• GIVEN EXERCISE:
Transcribe the material verbatim in full; the pictures do not belong in the copy.

==== SUPPLIED INFORMATION

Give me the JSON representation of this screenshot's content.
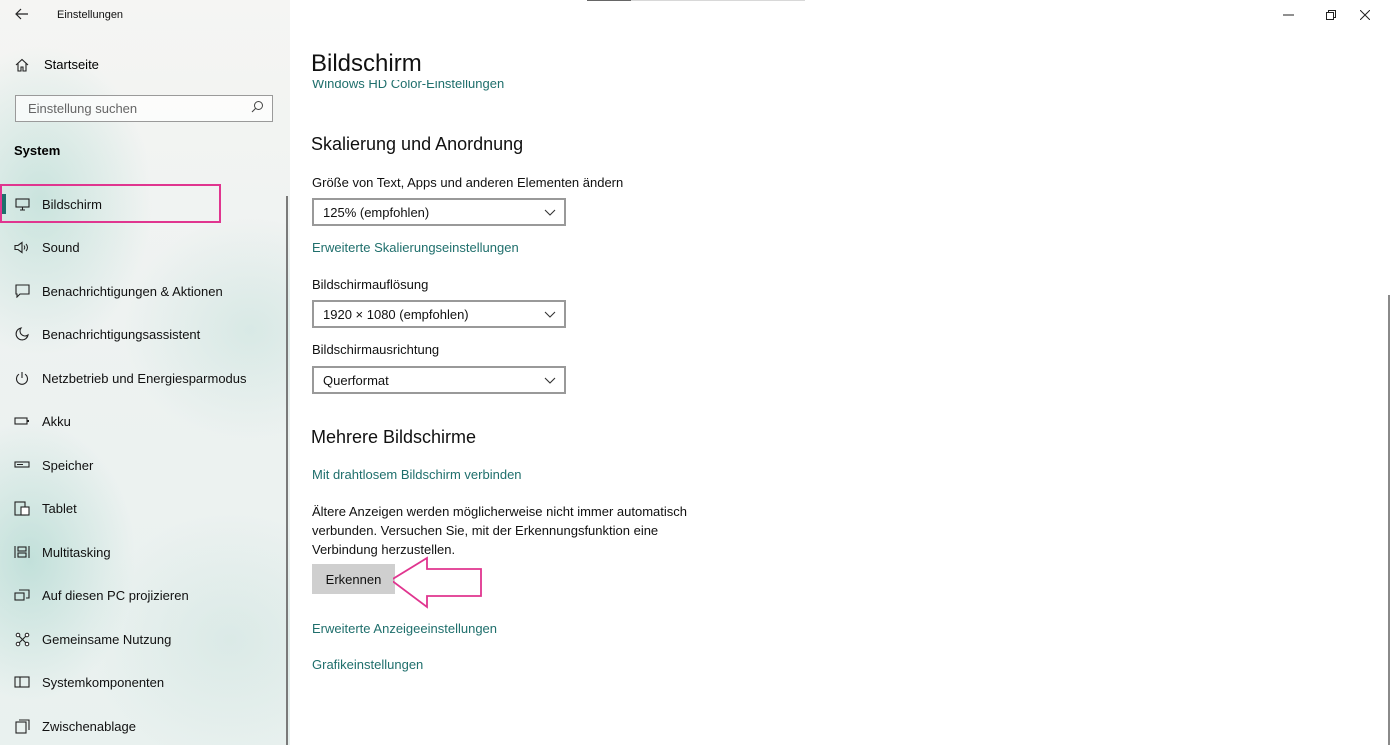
{
  "window": {
    "app_title": "Einstellungen",
    "back_icon": "arrow-left-icon",
    "controls": [
      "minimize-icon",
      "restore-icon",
      "close-icon"
    ]
  },
  "sidebar": {
    "home_label": "Startseite",
    "search_placeholder": "Einstellung suchen",
    "section_title": "System",
    "items": [
      {
        "label": "Bildschirm",
        "icon": "monitor-icon",
        "active": true
      },
      {
        "label": "Sound",
        "icon": "speaker-icon"
      },
      {
        "label": "Benachrichtigungen & Aktionen",
        "icon": "notification-icon"
      },
      {
        "label": "Benachrichtigungsassistent",
        "icon": "moon-icon"
      },
      {
        "label": "Netzbetrieb und Energiesparmodus",
        "icon": "power-icon"
      },
      {
        "label": "Akku",
        "icon": "battery-icon"
      },
      {
        "label": "Speicher",
        "icon": "storage-icon"
      },
      {
        "label": "Tablet",
        "icon": "tablet-icon"
      },
      {
        "label": "Multitasking",
        "icon": "multitasking-icon"
      },
      {
        "label": "Auf diesen PC projizieren",
        "icon": "project-icon"
      },
      {
        "label": "Gemeinsame Nutzung",
        "icon": "share-icon"
      },
      {
        "label": "Systemkomponenten",
        "icon": "components-icon"
      },
      {
        "label": "Zwischenablage",
        "icon": "clipboard-icon"
      }
    ]
  },
  "main": {
    "page_title": "Bildschirm",
    "clipped_link": "Windows HD Color-Einstellungen",
    "scaling": {
      "heading": "Skalierung und Anordnung",
      "size_label": "Größe von Text, Apps und anderen Elementen ändern",
      "size_value": "125% (empfohlen)",
      "advanced_link": "Erweiterte Skalierungseinstellungen",
      "resolution_label": "Bildschirmauflösung",
      "resolution_value": "1920 × 1080 (empfohlen)",
      "orientation_label": "Bildschirmausrichtung",
      "orientation_value": "Querformat"
    },
    "multi": {
      "heading": "Mehrere Bildschirme",
      "wireless_link": "Mit drahtlosem Bildschirm verbinden",
      "description": "Ältere Anzeigen werden möglicherweise nicht immer automatisch verbunden. Versuchen Sie, mit der Erkennungsfunktion eine Verbindung herzustellen.",
      "detect_button": "Erkennen",
      "advanced_display_link": "Erweiterte Anzeigeeinstellungen",
      "graphics_link": "Grafikeinstellungen"
    }
  },
  "colors": {
    "accent": "#1f6f6c",
    "highlight": "#e0358f"
  }
}
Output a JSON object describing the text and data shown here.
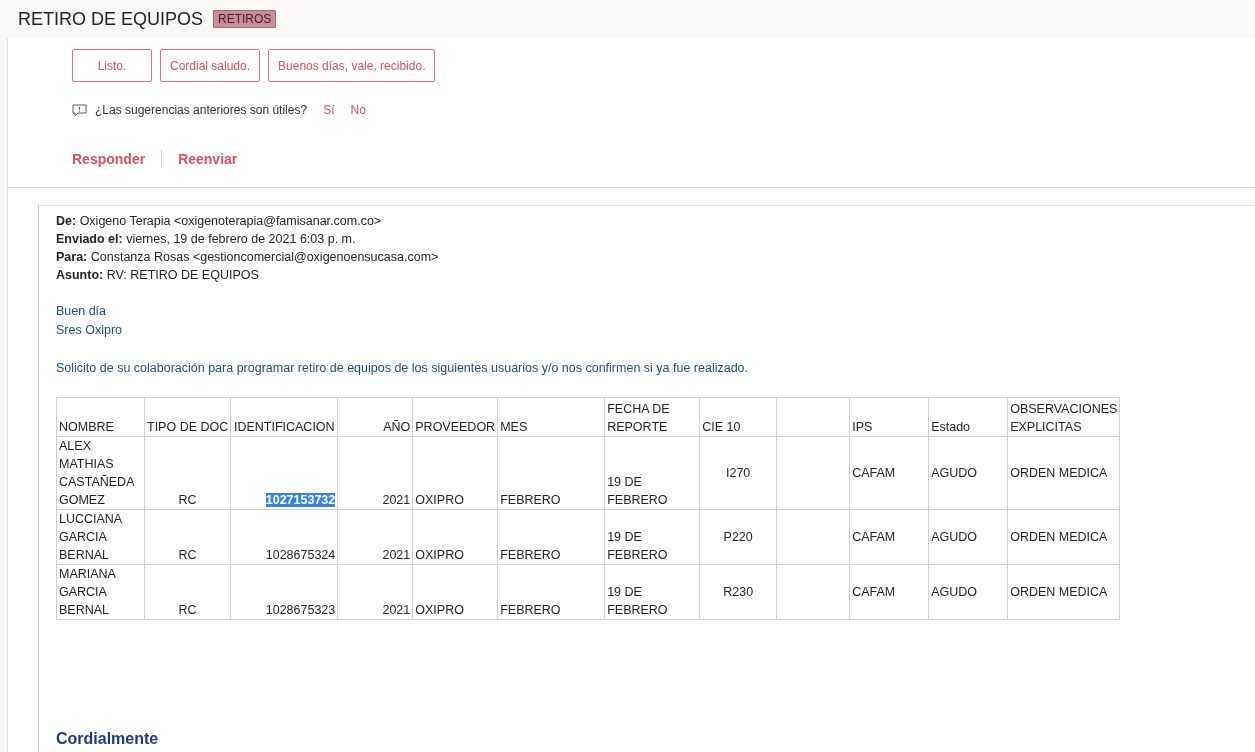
{
  "header": {
    "title": "RETIRO DE EQUIPOS",
    "tag": "RETIROS"
  },
  "suggestions": [
    "Listo.",
    "Cordial saludo.",
    "Buenos días, vale, recibido."
  ],
  "feedback": {
    "question": "¿Las sugerencias anteriores son útiles?",
    "yes": "Sí",
    "no": "No"
  },
  "actions": [
    "Responder",
    "Reenviar"
  ],
  "quoted": {
    "fields": [
      "**De:** Oxigeno Terapia <oxigenoterapia@famisanar.com.co>",
      "**Enviado el:** viernes, 19 de febrero de 2021 6:03 p. m.",
      "**Para:** Constanza Rosas <gestioncomercial@oxigenoensucasa.com>",
      "**Asunto:** RV: RETIRO DE EQUIPOS"
    ],
    "greeting": [
      "Buen día",
      "Sres Oxipro"
    ],
    "body": "Solicito de su colaboración para programar retiro de equipos de los siguientes usuarios y/o nos confirmen si ya fue realizado.",
    "table": {
      "columns": [
        {
          "kind": "text",
          "label": "NOMBRE"
        },
        {
          "kind": "text",
          "label": "TIPO DE DOC"
        },
        {
          "kind": "text",
          "label": "IDENTIFICACION"
        },
        {
          "kind": "text",
          "label": "AÑO"
        },
        {
          "kind": "text",
          "label": "PROVEEDOR"
        },
        {
          "kind": "text",
          "label": "MES"
        },
        {
          "kind": "text",
          "label": "FECHA DE REPORTE"
        },
        {
          "kind": "text",
          "label": "CIE 10"
        },
        {
          "kind": "blank"
        },
        {
          "kind": "text",
          "label": "IPS"
        },
        {
          "kind": "text",
          "label": "Estado"
        },
        {
          "kind": "text",
          "label": "OBSERVACIONES EXPLICITAS"
        }
      ],
      "rows": [
        {
          "id_selected": true,
          "cells": [
            "ALEX MATHIAS CASTAÑEDA GOMEZ",
            "RC",
            "1027153732",
            "2021",
            "OXIPRO",
            "FEBRERO",
            "19 DE FEBRERO",
            "I270",
            null,
            "CAFAM",
            "AGUDO",
            "ORDEN MEDICA"
          ]
        },
        {
          "id_selected": false,
          "cells": [
            "LUCCIANA GARCIA BERNAL",
            "RC",
            "1028675324",
            "2021",
            "OXIPRO",
            "FEBRERO",
            "19 DE FEBRERO",
            "P220",
            null,
            "CAFAM",
            "AGUDO",
            "ORDEN MEDICA"
          ]
        },
        {
          "id_selected": false,
          "cells": [
            "MARIANA GARCIA BERNAL",
            "RC",
            "1028675323",
            "2021",
            "OXIPRO",
            "FEBRERO",
            "19 DE FEBRERO",
            "R230",
            null,
            "CAFAM",
            "AGUDO",
            "ORDEN MEDICA"
          ]
        }
      ]
    },
    "closing": "Cordialmente"
  }
}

========

• EXPECTED ANSWER:
Give me the JSON representation of this screenshot's content.
{
  "window": {
    "app_title": "Einstellungen",
    "back_icon": "arrow-left-icon",
    "controls": [
      "minimize-icon",
      "restore-icon",
      "close-icon"
    ]
  },
  "sidebar": {
    "home_label": "Startseite",
    "search_placeholder": "Einstellung suchen",
    "section_title": "System",
    "items": [
      {
        "label": "Bildschirm",
        "icon": "monitor-icon",
        "active": true
      },
      {
        "label": "Sound",
        "icon": "speaker-icon"
      },
      {
        "label": "Benachrichtigungen & Aktionen",
        "icon": "notification-icon"
      },
      {
        "label": "Benachrichtigungsassistent",
        "icon": "moon-icon"
      },
      {
        "label": "Netzbetrieb und Energiesparmodus",
        "icon": "power-icon"
      },
      {
        "label": "Akku",
        "icon": "battery-icon"
      },
      {
        "label": "Speicher",
        "icon": "storage-icon"
      },
      {
        "label": "Tablet",
        "icon": "tablet-icon"
      },
      {
        "label": "Multitasking",
        "icon": "multitasking-icon"
      },
      {
        "label": "Auf diesen PC projizieren",
        "icon": "project-icon"
      },
      {
        "label": "Gemeinsame Nutzung",
        "icon": "share-icon"
      },
      {
        "label": "Systemkomponenten",
        "icon": "components-icon"
      },
      {
        "label": "Zwischenablage",
        "icon": "clipboard-icon"
      }
    ]
  },
  "main": {
    "page_title": "Bildschirm",
    "clipped_link": "Windows HD Color-Einstellungen",
    "scaling": {
      "heading": "Skalierung und Anordnung",
      "size_label": "Größe von Text, Apps und anderen Elementen ändern",
      "size_value": "125% (empfohlen)",
      "advanced_link": "Erweiterte Skalierungseinstellungen",
      "resolution_label": "Bildschirmauflösung",
      "resolution_value": "1920 × 1080 (empfohlen)",
      "orientation_label": "Bildschirmausrichtung",
      "orientation_value": "Querformat"
    },
    "multi": {
      "heading": "Mehrere Bildschirme",
      "wireless_link": "Mit drahtlosem Bildschirm verbinden",
      "description": "Ältere Anzeigen werden möglicherweise nicht immer automatisch verbunden. Versuchen Sie, mit der Erkennungsfunktion eine Verbindung herzustellen.",
      "detect_button": "Erkennen",
      "advanced_display_link": "Erweiterte Anzeigeeinstellungen",
      "graphics_link": "Grafikeinstellungen"
    }
  },
  "colors": {
    "accent": "#1f6f6c",
    "highlight": "#e0358f"
  }
}
Output a JSON object describing the text and data shown here.
{
  "header": {
    "title": "RETIRO DE EQUIPOS",
    "tag": "RETIROS"
  },
  "suggestions": [
    "Listo.",
    "Cordial saludo.",
    "Buenos días, vale, recibido."
  ],
  "feedback": {
    "question": "¿Las sugerencias anteriores son útiles?",
    "yes": "Sí",
    "no": "No"
  },
  "actions": [
    "Responder",
    "Reenviar"
  ],
  "quoted": {
    "fields": [
      "**De:** Oxigeno Terapia <oxigenoterapia@famisanar.com.co>",
      "**Enviado el:** viernes, 19 de febrero de 2021 6:03 p. m.",
      "**Para:** Constanza Rosas <gestioncomercial@oxigenoensucasa.com>",
      "**Asunto:** RV: RETIRO DE EQUIPOS"
    ],
    "greeting": [
      "Buen día",
      "Sres Oxipro"
    ],
    "body": "Solicito de su colaboración para programar retiro de equipos de los siguientes usuarios y/o nos confirmen si ya fue realizado.",
    "table": {
      "columns": [
        {
          "kind": "text",
          "label": "NOMBRE"
        },
        {
          "kind": "text",
          "label": "TIPO DE DOC"
        },
        {
          "kind": "text",
          "label": "IDENTIFICACION"
        },
        {
          "kind": "text",
          "label": "AÑO"
        },
        {
          "kind": "text",
          "label": "PROVEEDOR"
        },
        {
          "kind": "text",
          "label": "MES"
        },
        {
          "kind": "text",
          "label": "FECHA DE REPORTE"
        },
        {
          "kind": "text",
          "label": "CIE 10"
        },
        {
          "kind": "blank"
        },
        {
          "kind": "text",
          "label": "IPS"
        },
        {
          "kind": "text",
          "label": "Estado"
        },
        {
          "kind": "text",
          "label": "OBSERVACIONES EXPLICITAS"
        }
      ],
      "rows": [
        {
          "id_selected": true,
          "cells": [
            "ALEX MATHIAS CASTAÑEDA GOMEZ",
            "RC",
            "1027153732",
            "2021",
            "OXIPRO",
            "FEBRERO",
            "19 DE FEBRERO",
            "I270",
            null,
            "CAFAM",
            "AGUDO",
            "ORDEN MEDICA"
          ]
        },
        {
          "id_selected": false,
          "cells": [
            "LUCCIANA GARCIA BERNAL",
            "RC",
            "1028675324",
            "2021",
            "OXIPRO",
            "FEBRERO",
            "19 DE FEBRERO",
            "P220",
            null,
            "CAFAM",
            "AGUDO",
            "ORDEN MEDICA"
          ]
        },
        {
          "id_selected": false,
          "cells": [
            "MARIANA GARCIA BERNAL",
            "RC",
            "1028675323",
            "2021",
            "OXIPRO",
            "FEBRERO",
            "19 DE FEBRERO",
            "R230",
            null,
            "CAFAM",
            "AGUDO",
            "ORDEN MEDICA"
          ]
        }
      ]
    },
    "closing": "Cordialmente"
  }
}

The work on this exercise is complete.